> DIRECTIONS FOR THIS TASK
Reproduce the items below with every occurrence of "data-point-marker" changed to "scatter-marker" and all other text left intact, omitting the pictures.

> DATASET EXTRACT
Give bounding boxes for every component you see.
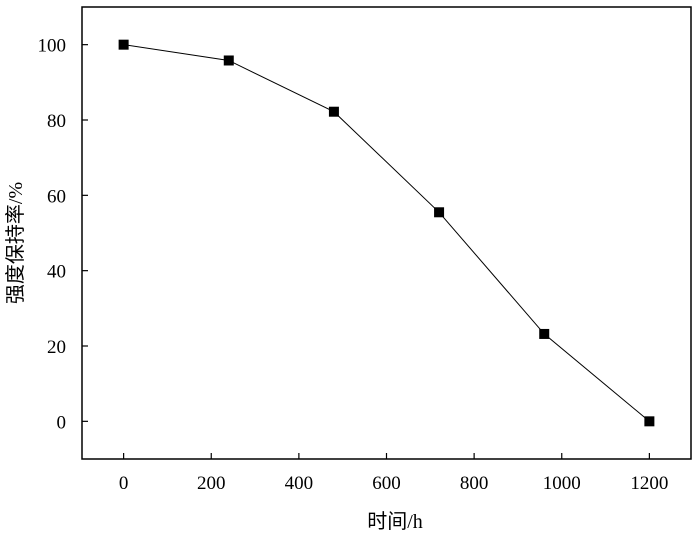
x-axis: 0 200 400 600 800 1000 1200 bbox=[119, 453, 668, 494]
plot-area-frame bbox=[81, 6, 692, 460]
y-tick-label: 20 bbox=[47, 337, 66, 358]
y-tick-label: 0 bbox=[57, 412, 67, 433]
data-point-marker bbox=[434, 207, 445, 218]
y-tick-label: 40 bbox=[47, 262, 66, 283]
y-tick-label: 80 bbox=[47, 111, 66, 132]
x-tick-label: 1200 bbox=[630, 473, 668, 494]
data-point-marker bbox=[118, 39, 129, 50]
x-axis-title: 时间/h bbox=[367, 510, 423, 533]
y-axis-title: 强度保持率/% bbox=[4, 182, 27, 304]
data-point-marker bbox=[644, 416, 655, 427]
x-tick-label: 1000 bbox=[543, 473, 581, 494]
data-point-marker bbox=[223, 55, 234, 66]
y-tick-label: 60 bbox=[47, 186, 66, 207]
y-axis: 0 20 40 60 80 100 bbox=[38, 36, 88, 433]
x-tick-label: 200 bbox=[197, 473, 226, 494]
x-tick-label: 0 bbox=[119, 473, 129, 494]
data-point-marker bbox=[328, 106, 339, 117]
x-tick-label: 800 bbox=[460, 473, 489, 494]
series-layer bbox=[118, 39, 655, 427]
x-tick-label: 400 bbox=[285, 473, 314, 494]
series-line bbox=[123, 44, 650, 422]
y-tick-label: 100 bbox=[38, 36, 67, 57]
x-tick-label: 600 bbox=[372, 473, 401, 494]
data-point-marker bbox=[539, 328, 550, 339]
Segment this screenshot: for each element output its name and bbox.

> EXERCISE RESPONSE
Give bounding boxes for every component you see.
x-axis: 0 200 400 600 800 1000 1200 bbox=[119, 453, 668, 494]
plot-area-frame bbox=[81, 6, 692, 460]
y-tick-label: 20 bbox=[47, 337, 66, 358]
y-tick-label: 0 bbox=[57, 412, 67, 433]
scatter-marker bbox=[434, 207, 445, 218]
y-tick-label: 40 bbox=[47, 262, 66, 283]
y-tick-label: 80 bbox=[47, 111, 66, 132]
x-tick-label: 1200 bbox=[630, 473, 668, 494]
scatter-marker bbox=[118, 39, 129, 50]
x-axis-title: 时间/h bbox=[367, 510, 423, 533]
y-axis-title: 强度保持率/% bbox=[4, 182, 27, 304]
scatter-marker bbox=[644, 416, 655, 427]
x-tick-label: 1000 bbox=[543, 473, 581, 494]
scatter-marker bbox=[223, 55, 234, 66]
y-tick-label: 60 bbox=[47, 186, 66, 207]
y-axis: 0 20 40 60 80 100 bbox=[38, 36, 88, 433]
x-tick-label: 200 bbox=[197, 473, 226, 494]
x-tick-label: 0 bbox=[119, 473, 129, 494]
scatter-marker bbox=[328, 106, 339, 117]
x-tick-label: 800 bbox=[460, 473, 489, 494]
series-layer bbox=[118, 39, 655, 427]
x-tick-label: 400 bbox=[285, 473, 314, 494]
series-line bbox=[123, 44, 650, 422]
y-tick-label: 100 bbox=[38, 36, 67, 57]
x-tick-label: 600 bbox=[372, 473, 401, 494]
scatter-marker bbox=[539, 328, 550, 339]
Segment this screenshot: for each element output its name and bbox.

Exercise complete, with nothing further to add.